● TASK OBJECTIVE: Duplicate the lines from the one containing "1040, 1031, 1072]" to the one containing "browser-tab-active[interactable]: 🎓 RRB", both included, with no changes.

Item position entries
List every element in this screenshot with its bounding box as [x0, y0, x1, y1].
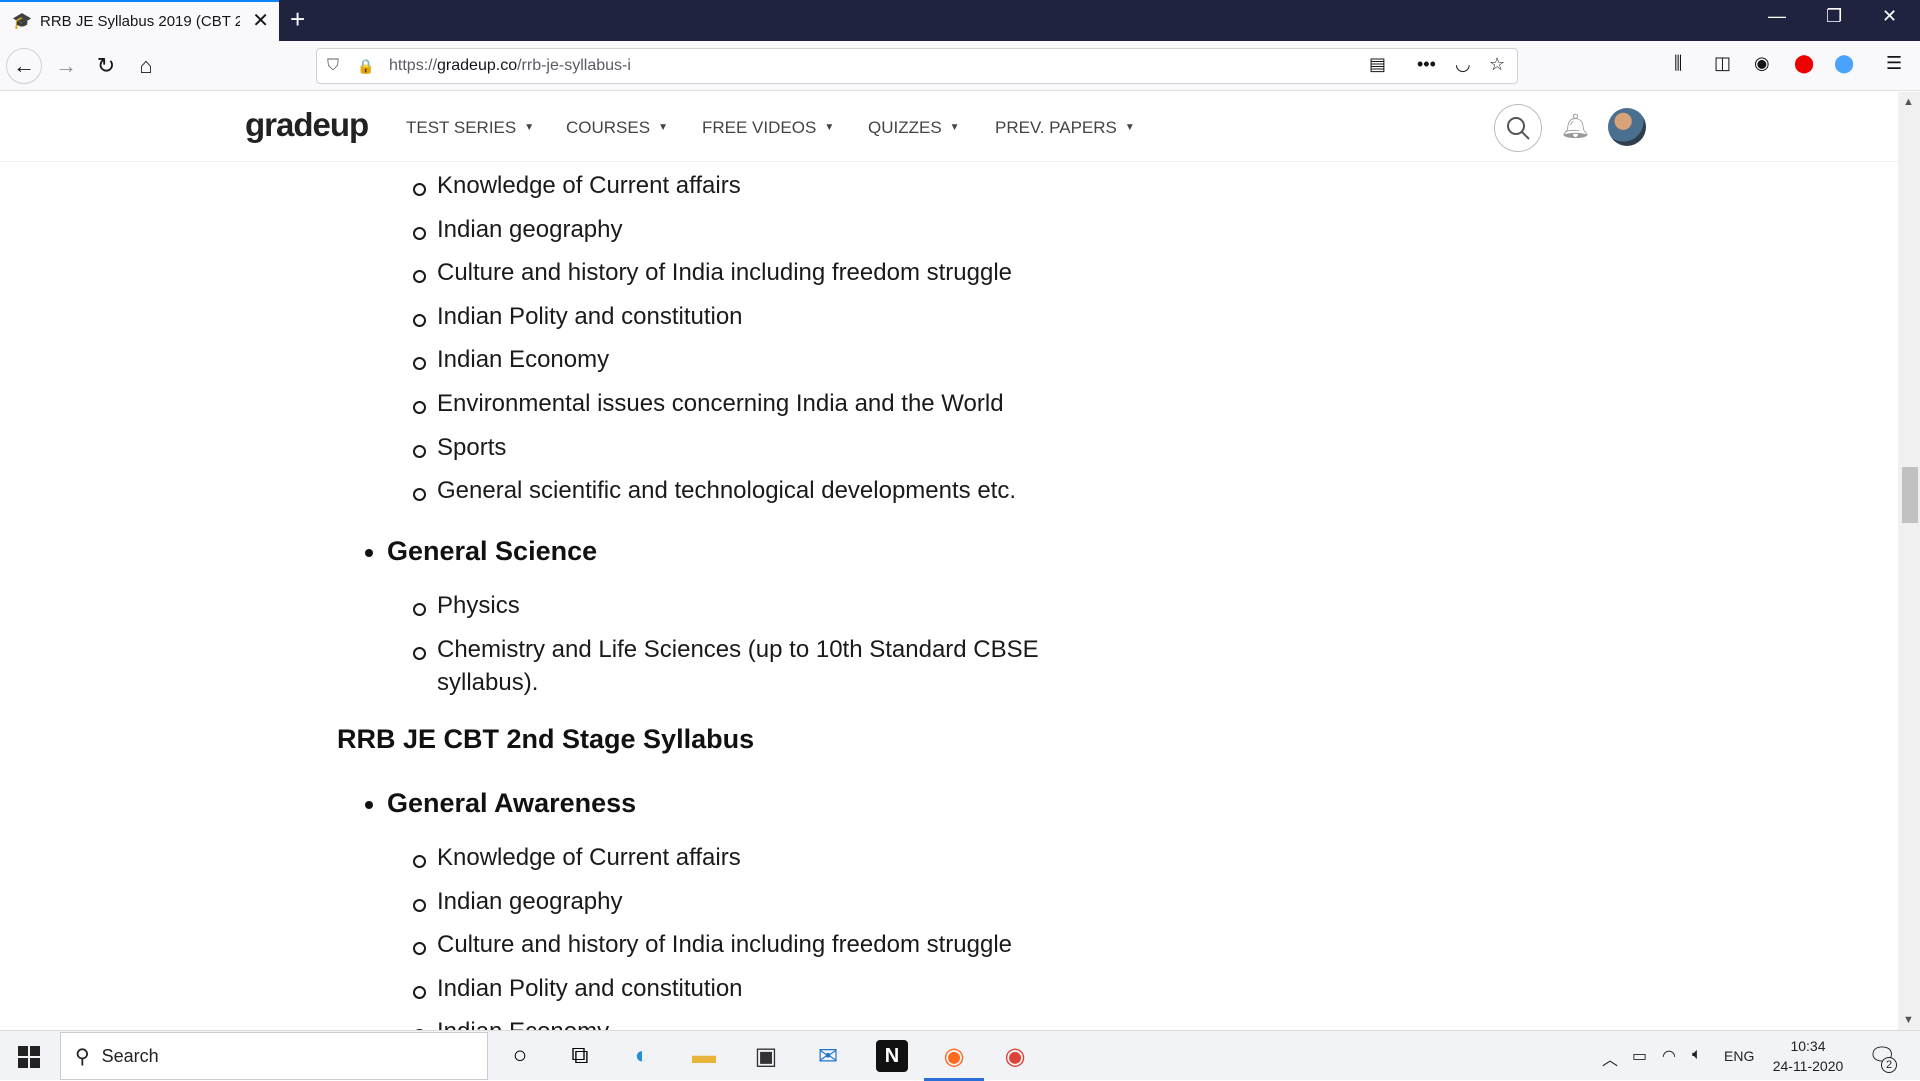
chrome-icon[interactable]: ◉	[999, 1040, 1031, 1072]
windows-start-icon[interactable]	[18, 1046, 40, 1068]
show-hidden-icons-icon[interactable]: ︿	[1602, 1046, 1618, 1070]
bookmark-star-icon[interactable]: ☆	[1489, 54, 1505, 75]
list-item: Knowledge of Current affairs	[413, 172, 741, 199]
notion-icon[interactable]: N	[876, 1040, 908, 1072]
chevron-down-icon: ▼	[1124, 122, 1135, 133]
nav-test-series[interactable]: TEST SERIES ▼	[406, 118, 534, 138]
list-item: Environmental issues concerning India an…	[413, 390, 1004, 417]
minimize-icon[interactable]: —	[1768, 6, 1786, 27]
browser-tab-active[interactable]: 🎓 RRB JE Syllabus 2019 (CBT 2 & ✕	[0, 0, 279, 41]
taskbar-search-box[interactable]: ⚲ Search	[60, 1032, 488, 1080]
home-button[interactable]: ⌂	[128, 48, 164, 84]
general-science-heading: General Science	[364, 536, 598, 566]
list-item: Indian Economy	[412, 1018, 609, 1030]
search-icon: ⚲	[75, 1045, 90, 1068]
user-avatar[interactable]	[1608, 108, 1646, 146]
site-search-button[interactable]	[1494, 104, 1542, 152]
scroll-down-icon[interactable]: ▼	[1903, 1014, 1914, 1026]
list-item: Indian Polity and constitution	[413, 303, 743, 330]
edge-icon[interactable]: ◐	[626, 1040, 658, 1072]
article-content: Knowledge of Current affairs Indian geog…	[0, 162, 1898, 1030]
list-item: Indian geography	[412, 888, 623, 915]
page-actions-icon[interactable]: •••	[1417, 54, 1436, 75]
page-scrollbar[interactable]	[1898, 92, 1920, 1030]
browser-tab-strip: 🎓 RRB JE Syllabus 2019 (CBT 2 & ✕ + — ❐ …	[0, 0, 1920, 41]
list-item: Sports	[412, 434, 507, 461]
list-item: Chemistry and Life Sciences (up to 10th …	[413, 636, 1039, 663]
close-window-icon[interactable]: ✕	[1882, 6, 1897, 27]
search-icon	[1507, 117, 1530, 140]
nav-quizzes[interactable]: QUIZZES ▼	[868, 118, 960, 138]
scroll-up-icon[interactable]: ▲	[1903, 96, 1914, 108]
task-view-icon[interactable]: ⧉	[564, 1040, 596, 1072]
chevron-down-icon: ▼	[658, 122, 668, 133]
browser-toolbar: ← → ↻ ⌂ ⛉ 🔒 https://gradeup.co/rrb-je-sy…	[0, 41, 1920, 91]
taskbar-clock[interactable]: 10:34 24-11-2020	[1765, 1036, 1851, 1076]
list-item-continuation: syllabus).	[437, 669, 539, 696]
chevron-down-icon: ▼	[949, 122, 960, 133]
url-text[interactable]: https://gradeup.co/rrb-je-syllabus-i	[389, 57, 631, 75]
opera-extension-icon[interactable]: ⬤	[1794, 53, 1814, 74]
list-item: Culture and history of India including f…	[413, 259, 1012, 286]
extension-icon[interactable]: ⬤	[1834, 53, 1854, 74]
nav-free-videos[interactable]: FREE VIDEOS ▼	[702, 118, 834, 138]
list-item: Indian Economy	[412, 346, 610, 373]
store-icon[interactable]: ▣	[750, 1040, 782, 1072]
lock-icon[interactable]: 🔒	[357, 58, 374, 75]
cortana-icon[interactable]: ○	[504, 1040, 536, 1072]
site-header: gradeup TEST SERIES ▼ COURSES ▼ FREE VIDEO…	[0, 92, 1898, 162]
tracking-shield-icon[interactable]: ⛉	[327, 57, 345, 75]
forward-button[interactable]: →	[48, 48, 84, 84]
wifi-icon[interactable]: ◠	[1662, 1046, 1676, 1066]
notification-count-badge: 2	[1881, 1057, 1897, 1073]
general-awareness-heading: General Awareness	[364, 788, 637, 818]
tab-title: RRB JE Syllabus 2019 (CBT 2 &	[40, 13, 240, 30]
file-explorer-icon[interactable]: ▬	[688, 1040, 720, 1072]
list-item: Physics	[413, 592, 520, 619]
restore-icon[interactable]: ❐	[1826, 6, 1842, 27]
list-item: Knowledge of Current affairs	[413, 844, 741, 871]
close-tab-icon[interactable]: ✕	[252, 11, 269, 31]
url-bar[interactable]: ⛉ 🔒 https://gradeup.co/rrb-je-syllabus-i…	[316, 48, 1518, 84]
mail-icon[interactable]: ✉	[812, 1040, 844, 1072]
back-button[interactable]: ←	[6, 48, 42, 84]
library-icon[interactable]: ⫼	[1674, 53, 1682, 74]
stage2-section-heading: RRB JE CBT 2nd Stage Syllabus	[337, 724, 755, 754]
battery-icon[interactable]: ▭	[1632, 1046, 1647, 1066]
windows-taskbar: ⚲ Search ○ ⧉ ◐ ▬ ▣ ✉ N ◉ ◉ ︿ ▭ ◠ 🔈︎ ENG …	[0, 1030, 1920, 1081]
volume-icon[interactable]: 🔈︎	[1692, 1046, 1702, 1064]
chevron-down-icon: ▼	[524, 122, 535, 133]
scrollbar-thumb[interactable]	[1902, 467, 1918, 523]
clock-date: 24-11-2020	[1772, 1058, 1844, 1074]
nav-prev-papers[interactable]: PREV. PAPERS ▼	[995, 118, 1135, 138]
bell-icon[interactable]: 🔔︎	[1560, 112, 1590, 142]
new-tab-button[interactable]: +	[290, 6, 305, 32]
list-item: Indian Polity and constitution	[413, 975, 743, 1002]
sidebar-icon[interactable]: ◫	[1714, 53, 1731, 74]
firefox-icon[interactable]: ◉	[924, 1040, 984, 1081]
reload-button[interactable]: ↻	[88, 48, 124, 84]
site-favicon-icon: 🎓	[12, 12, 32, 30]
nav-courses[interactable]: COURSES ▼	[566, 118, 668, 138]
list-item: Culture and history of India including f…	[413, 931, 1012, 958]
reader-view-icon[interactable]: ▤	[1369, 54, 1386, 75]
account-icon[interactable]: ◉	[1754, 53, 1770, 74]
clock-time: 10:34	[1790, 1038, 1826, 1054]
pocket-icon[interactable]: ◡	[1455, 54, 1471, 75]
chevron-down-icon: ▼	[824, 122, 835, 133]
list-item: Indian geography	[412, 216, 623, 243]
list-item: General scientific and technological dev…	[413, 477, 1016, 504]
taskbar-search-placeholder: Search	[101, 1045, 159, 1066]
language-indicator[interactable]: ENG	[1724, 1048, 1754, 1064]
site-logo[interactable]: gradeup	[245, 106, 369, 144]
menu-icon[interactable]: ☰	[1886, 53, 1902, 74]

● OUTPUT OF THE TASK:
chrome-icon[interactable]: ◉	[999, 1040, 1031, 1072]
windows-start-icon[interactable]	[18, 1046, 40, 1068]
show-hidden-icons-icon[interactable]: ︿	[1602, 1046, 1618, 1070]
bookmark-star-icon[interactable]: ☆	[1489, 54, 1505, 75]
list-item: Knowledge of Current affairs	[413, 172, 741, 199]
notion-icon[interactable]: N	[876, 1040, 908, 1072]
chevron-down-icon: ▼	[1124, 122, 1135, 133]
nav-test-series[interactable]: TEST SERIES ▼	[406, 118, 534, 138]
list-item: Environmental issues concerning India an…	[413, 390, 1004, 417]
minimize-icon[interactable]: —	[1768, 6, 1786, 27]
browser-tab-active[interactable]: 🎓 RRB JE Syllabus 2019 (CBT 2 & ✕	[0, 0, 279, 41]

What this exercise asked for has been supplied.